#### [Excerpted data]

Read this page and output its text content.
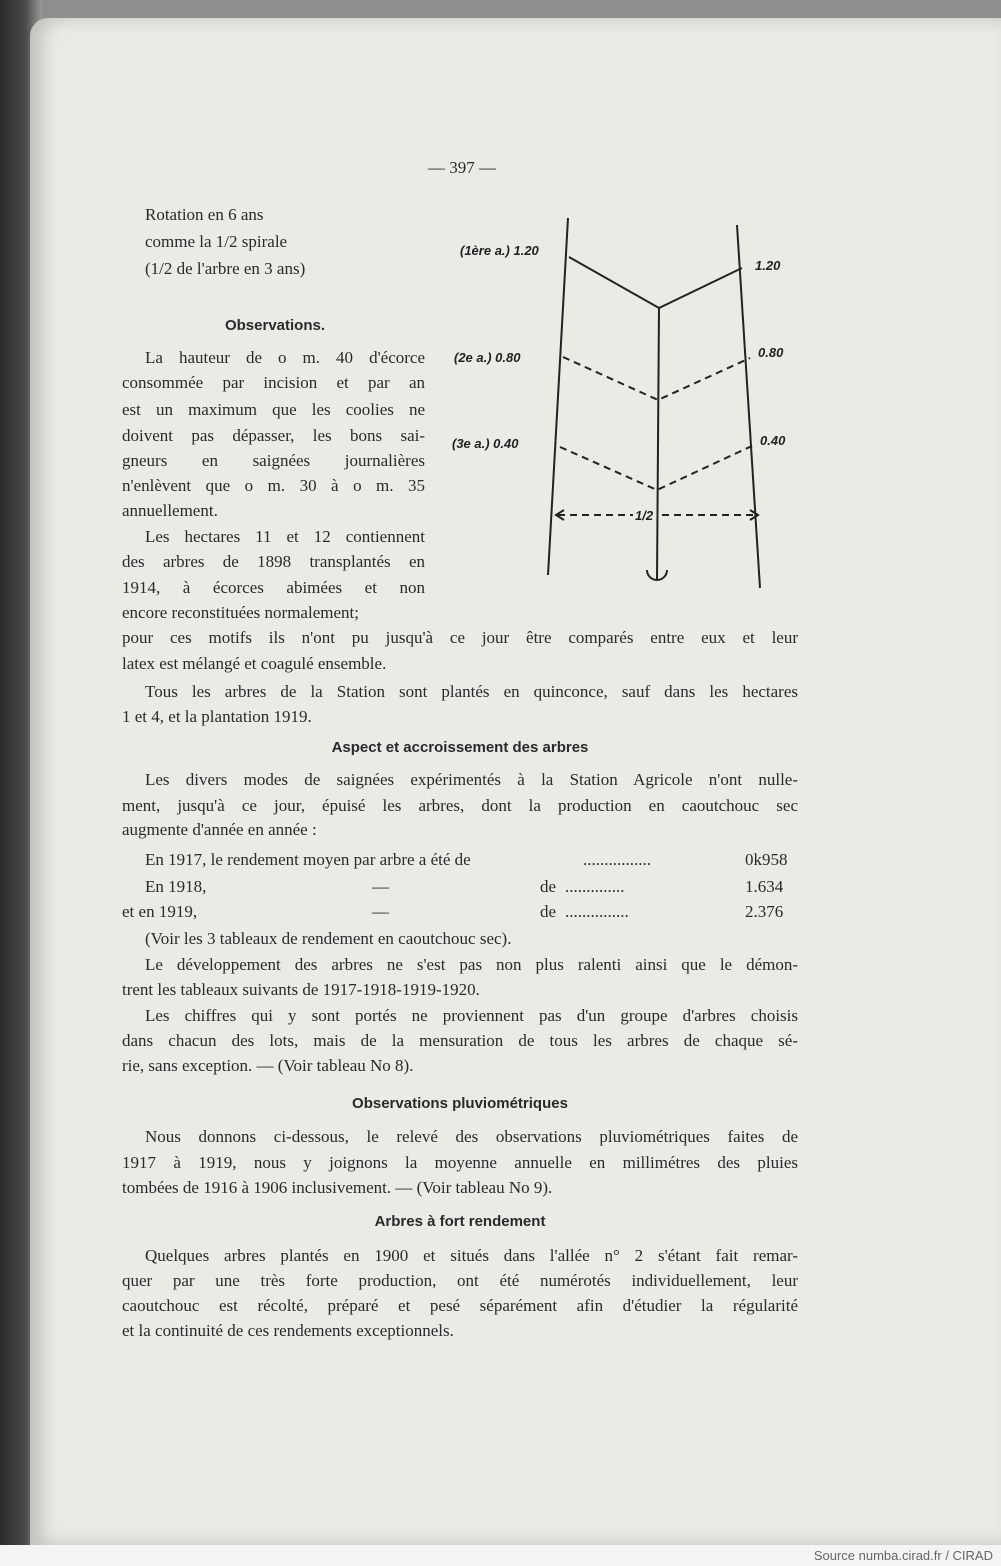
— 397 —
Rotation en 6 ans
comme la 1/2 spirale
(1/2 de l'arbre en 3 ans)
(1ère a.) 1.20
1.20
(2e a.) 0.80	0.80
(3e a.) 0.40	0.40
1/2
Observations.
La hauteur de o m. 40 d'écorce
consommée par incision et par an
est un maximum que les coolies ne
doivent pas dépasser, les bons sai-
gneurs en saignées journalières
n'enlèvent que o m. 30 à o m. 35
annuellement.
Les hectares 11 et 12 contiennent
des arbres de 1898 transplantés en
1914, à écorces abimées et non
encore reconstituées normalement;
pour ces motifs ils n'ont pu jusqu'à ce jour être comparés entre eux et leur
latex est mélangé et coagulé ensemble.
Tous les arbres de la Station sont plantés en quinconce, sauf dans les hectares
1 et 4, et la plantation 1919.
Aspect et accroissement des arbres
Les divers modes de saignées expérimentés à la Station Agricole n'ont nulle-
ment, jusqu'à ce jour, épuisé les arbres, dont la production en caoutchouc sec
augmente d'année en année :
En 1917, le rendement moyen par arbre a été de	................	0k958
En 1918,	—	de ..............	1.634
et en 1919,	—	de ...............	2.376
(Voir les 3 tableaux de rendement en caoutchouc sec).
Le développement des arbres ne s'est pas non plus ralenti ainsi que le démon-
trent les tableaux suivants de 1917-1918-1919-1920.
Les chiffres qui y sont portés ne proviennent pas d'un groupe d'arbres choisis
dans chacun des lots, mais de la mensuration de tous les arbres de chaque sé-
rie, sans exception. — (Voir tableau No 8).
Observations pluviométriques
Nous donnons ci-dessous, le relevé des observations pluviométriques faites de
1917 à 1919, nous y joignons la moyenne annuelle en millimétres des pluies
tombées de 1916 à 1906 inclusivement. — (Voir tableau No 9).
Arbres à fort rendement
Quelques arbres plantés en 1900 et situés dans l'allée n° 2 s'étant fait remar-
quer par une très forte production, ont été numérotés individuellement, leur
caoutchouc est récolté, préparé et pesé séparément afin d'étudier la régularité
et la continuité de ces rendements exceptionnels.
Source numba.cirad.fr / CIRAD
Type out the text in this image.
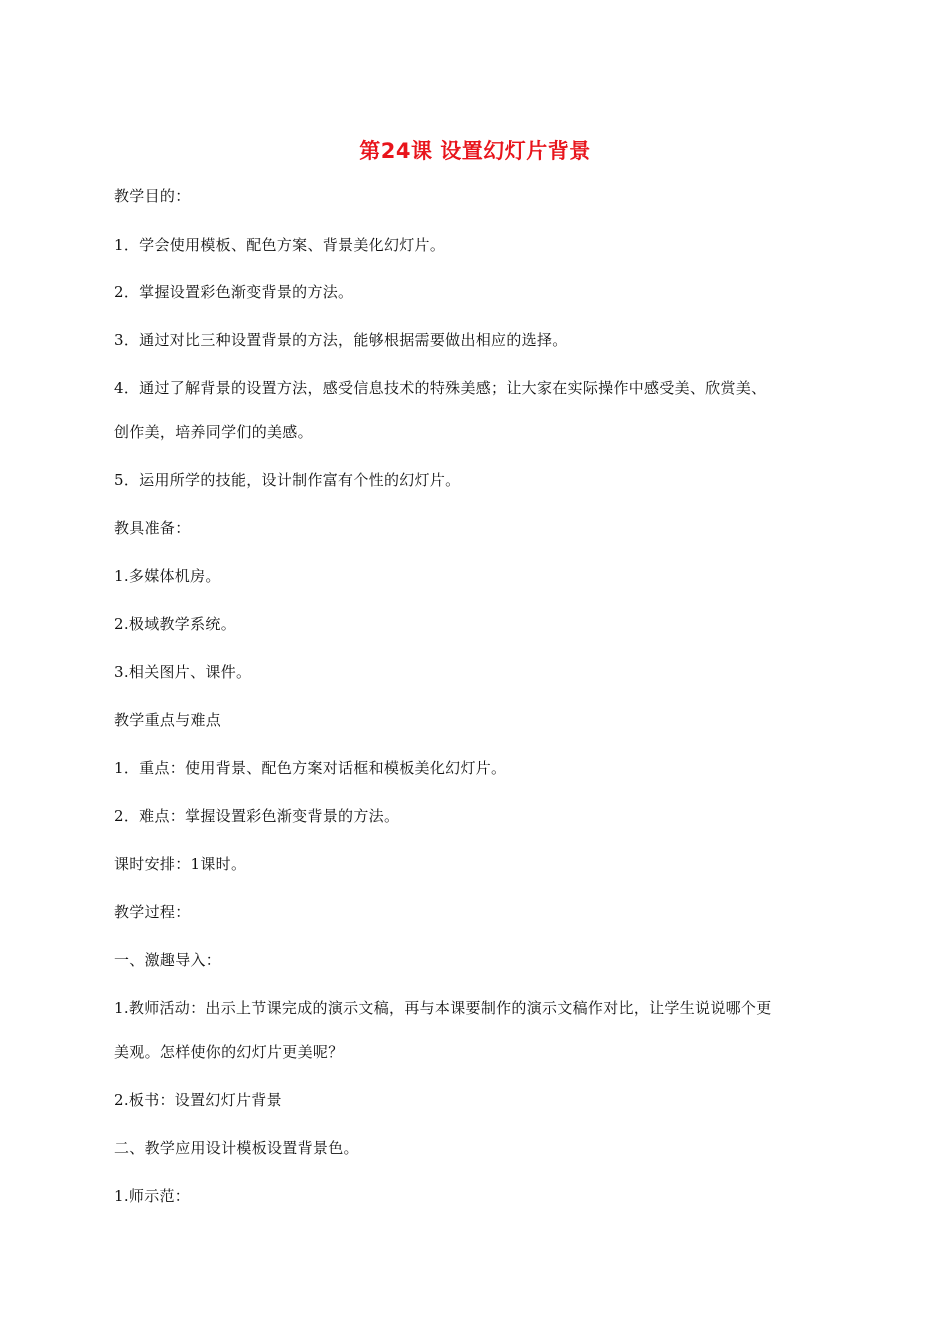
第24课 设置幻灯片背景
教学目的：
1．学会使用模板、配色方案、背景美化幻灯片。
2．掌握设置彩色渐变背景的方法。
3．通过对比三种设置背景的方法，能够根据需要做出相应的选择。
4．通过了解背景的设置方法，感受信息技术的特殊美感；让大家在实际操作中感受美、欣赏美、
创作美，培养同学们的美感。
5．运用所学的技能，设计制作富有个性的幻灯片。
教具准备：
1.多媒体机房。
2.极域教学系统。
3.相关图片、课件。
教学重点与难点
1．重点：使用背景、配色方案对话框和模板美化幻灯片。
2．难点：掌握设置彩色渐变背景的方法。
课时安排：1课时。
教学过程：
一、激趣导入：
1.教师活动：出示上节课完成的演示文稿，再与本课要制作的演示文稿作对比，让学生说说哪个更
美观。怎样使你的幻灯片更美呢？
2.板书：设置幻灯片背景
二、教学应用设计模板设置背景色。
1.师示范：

---

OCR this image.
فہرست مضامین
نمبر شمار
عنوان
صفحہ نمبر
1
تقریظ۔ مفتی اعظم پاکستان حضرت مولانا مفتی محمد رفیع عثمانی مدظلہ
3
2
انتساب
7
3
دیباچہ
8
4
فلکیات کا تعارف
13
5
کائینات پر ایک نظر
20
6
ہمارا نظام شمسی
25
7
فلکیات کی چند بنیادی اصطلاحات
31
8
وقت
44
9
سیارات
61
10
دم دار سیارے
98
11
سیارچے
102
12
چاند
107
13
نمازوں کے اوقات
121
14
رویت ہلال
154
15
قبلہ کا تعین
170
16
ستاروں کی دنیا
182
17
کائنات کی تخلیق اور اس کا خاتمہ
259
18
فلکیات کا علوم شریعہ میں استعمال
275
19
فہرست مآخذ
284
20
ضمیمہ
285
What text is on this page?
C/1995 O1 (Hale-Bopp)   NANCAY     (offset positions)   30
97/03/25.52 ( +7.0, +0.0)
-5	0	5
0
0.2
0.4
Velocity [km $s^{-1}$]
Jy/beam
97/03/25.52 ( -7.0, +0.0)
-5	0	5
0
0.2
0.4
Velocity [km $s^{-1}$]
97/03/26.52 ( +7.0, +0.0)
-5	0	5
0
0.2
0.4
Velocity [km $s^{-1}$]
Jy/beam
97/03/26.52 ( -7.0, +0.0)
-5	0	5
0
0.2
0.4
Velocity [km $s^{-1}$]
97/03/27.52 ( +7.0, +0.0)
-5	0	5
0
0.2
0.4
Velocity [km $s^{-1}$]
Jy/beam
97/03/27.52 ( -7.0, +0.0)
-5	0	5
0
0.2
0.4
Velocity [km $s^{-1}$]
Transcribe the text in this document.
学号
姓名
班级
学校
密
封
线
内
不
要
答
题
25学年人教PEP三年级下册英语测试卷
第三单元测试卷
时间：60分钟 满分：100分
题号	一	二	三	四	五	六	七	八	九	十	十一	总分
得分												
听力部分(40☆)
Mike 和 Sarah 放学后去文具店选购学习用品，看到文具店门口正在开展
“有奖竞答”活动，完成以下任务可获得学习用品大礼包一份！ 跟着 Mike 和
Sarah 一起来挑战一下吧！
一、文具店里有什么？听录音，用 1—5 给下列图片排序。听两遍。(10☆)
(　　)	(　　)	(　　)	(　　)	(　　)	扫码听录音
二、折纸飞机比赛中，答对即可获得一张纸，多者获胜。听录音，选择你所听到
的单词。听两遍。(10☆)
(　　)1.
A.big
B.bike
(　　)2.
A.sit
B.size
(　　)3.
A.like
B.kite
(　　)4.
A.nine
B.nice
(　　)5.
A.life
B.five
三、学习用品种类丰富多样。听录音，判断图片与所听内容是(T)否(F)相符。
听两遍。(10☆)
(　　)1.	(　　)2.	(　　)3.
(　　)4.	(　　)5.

--

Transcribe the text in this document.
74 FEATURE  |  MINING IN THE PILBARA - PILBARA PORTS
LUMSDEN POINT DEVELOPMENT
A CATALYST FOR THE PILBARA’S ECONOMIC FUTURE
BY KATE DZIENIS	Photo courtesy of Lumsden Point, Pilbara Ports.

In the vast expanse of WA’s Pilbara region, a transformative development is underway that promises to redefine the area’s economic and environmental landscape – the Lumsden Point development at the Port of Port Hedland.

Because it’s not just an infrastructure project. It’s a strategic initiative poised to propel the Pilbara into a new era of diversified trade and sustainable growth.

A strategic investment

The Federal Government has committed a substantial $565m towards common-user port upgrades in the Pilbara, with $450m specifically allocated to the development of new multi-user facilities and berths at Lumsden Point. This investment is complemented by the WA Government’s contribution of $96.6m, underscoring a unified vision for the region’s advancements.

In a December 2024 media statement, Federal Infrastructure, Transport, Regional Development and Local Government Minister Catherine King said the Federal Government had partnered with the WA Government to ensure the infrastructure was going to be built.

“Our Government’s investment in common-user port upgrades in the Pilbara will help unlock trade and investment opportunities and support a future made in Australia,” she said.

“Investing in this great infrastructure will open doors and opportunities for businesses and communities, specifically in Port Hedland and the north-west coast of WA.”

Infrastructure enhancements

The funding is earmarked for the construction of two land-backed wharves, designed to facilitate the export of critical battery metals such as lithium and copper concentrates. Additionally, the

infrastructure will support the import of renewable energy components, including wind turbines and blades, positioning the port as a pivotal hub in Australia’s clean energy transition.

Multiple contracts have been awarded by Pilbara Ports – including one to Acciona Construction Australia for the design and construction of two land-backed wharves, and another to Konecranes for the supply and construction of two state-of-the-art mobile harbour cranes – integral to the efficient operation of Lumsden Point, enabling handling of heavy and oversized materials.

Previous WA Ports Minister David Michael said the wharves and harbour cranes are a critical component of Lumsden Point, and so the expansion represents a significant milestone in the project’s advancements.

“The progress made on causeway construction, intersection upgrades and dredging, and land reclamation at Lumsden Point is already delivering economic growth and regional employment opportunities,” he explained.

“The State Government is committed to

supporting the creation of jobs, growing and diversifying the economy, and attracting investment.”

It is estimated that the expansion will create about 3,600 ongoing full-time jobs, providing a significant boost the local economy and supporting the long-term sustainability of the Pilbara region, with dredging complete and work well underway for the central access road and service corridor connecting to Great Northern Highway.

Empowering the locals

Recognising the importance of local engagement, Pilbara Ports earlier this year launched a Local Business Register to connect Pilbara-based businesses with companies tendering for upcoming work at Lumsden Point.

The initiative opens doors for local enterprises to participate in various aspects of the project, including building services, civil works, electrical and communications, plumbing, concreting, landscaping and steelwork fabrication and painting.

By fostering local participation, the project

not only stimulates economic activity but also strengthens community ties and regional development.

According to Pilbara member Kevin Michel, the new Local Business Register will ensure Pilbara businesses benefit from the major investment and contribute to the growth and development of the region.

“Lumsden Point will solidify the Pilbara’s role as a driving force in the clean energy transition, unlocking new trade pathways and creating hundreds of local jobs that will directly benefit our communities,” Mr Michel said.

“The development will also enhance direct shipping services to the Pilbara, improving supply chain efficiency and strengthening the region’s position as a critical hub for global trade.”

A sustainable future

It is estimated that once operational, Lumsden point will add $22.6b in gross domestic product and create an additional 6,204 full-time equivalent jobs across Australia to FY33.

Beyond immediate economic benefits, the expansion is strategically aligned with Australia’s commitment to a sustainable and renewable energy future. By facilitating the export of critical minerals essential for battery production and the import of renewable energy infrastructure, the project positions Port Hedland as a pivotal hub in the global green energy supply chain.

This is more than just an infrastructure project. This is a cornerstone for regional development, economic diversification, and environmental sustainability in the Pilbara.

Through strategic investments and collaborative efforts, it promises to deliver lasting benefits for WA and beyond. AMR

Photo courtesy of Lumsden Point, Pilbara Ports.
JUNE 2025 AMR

#### [Task to carry out]
Report how many lines in the entries hold the string "Photo". Nothing but the number is wanted.

#### [Task response]
2